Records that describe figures
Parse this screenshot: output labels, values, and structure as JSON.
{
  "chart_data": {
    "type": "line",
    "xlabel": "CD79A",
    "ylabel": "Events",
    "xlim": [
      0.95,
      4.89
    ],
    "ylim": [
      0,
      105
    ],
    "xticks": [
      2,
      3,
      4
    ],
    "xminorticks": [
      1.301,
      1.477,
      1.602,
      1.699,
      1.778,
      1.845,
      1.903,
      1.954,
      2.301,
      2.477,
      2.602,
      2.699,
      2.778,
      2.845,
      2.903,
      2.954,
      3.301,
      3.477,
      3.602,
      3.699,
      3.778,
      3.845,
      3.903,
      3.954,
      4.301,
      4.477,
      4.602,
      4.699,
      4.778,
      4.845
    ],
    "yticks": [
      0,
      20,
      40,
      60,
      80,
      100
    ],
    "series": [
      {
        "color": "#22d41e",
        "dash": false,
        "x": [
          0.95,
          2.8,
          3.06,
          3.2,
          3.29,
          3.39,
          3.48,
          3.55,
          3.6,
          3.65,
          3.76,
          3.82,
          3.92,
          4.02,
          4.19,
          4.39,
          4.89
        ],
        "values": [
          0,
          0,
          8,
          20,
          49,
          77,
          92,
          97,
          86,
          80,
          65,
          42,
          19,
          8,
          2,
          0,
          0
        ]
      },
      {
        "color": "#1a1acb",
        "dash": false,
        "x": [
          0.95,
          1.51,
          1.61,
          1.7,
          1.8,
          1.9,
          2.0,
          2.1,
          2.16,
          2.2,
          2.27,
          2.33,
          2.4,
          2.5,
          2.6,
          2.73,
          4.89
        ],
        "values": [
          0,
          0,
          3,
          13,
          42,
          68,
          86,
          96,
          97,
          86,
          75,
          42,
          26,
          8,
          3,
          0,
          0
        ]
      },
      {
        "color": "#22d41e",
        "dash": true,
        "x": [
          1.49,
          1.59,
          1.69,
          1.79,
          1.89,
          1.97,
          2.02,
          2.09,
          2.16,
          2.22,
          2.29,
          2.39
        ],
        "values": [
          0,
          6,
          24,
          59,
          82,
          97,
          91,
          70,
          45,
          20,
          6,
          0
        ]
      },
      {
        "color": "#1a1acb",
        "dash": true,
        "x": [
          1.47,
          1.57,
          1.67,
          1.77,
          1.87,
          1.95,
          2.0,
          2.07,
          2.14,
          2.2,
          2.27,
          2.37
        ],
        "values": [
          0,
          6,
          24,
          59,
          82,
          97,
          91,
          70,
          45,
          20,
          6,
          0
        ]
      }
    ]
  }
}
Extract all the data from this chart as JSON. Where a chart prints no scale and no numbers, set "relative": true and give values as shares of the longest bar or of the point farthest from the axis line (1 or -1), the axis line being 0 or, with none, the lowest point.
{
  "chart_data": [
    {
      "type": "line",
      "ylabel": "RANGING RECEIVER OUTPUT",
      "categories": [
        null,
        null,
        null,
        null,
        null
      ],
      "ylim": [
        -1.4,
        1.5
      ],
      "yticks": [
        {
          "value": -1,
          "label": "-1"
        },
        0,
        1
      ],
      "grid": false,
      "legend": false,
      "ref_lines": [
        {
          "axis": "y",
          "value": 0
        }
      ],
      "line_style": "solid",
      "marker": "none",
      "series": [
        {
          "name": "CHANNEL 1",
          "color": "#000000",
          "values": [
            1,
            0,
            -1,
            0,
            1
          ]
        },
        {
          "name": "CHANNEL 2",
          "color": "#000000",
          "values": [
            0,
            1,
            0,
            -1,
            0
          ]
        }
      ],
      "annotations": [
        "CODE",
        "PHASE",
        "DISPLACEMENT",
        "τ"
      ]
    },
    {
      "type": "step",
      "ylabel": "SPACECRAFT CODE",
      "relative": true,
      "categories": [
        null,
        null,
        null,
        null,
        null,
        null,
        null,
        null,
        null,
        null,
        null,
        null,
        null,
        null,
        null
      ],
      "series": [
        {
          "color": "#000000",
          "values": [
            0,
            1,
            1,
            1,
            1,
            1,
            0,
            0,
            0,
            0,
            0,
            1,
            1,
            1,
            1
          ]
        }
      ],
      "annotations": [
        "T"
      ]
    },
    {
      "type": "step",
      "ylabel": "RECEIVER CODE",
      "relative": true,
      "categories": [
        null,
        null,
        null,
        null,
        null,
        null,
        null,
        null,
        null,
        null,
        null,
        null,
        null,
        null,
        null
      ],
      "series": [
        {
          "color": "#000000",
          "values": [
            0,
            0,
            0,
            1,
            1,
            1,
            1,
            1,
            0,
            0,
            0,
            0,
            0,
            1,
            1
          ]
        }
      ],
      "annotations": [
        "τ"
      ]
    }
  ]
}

== Exercise details ==
Copy every line above in which the string "this" shows up.

== Full answer ==
Parse this screenshot: output labels, values, and structure as JSON.
Extract all the data from this chart as JSON. Where a chart prints no scale and no numbers, set "relative": true and give values as shares of the longest bar or of the point farthest from the axis line (1 or -1), the axis line being 0 or, with none, the lowest point.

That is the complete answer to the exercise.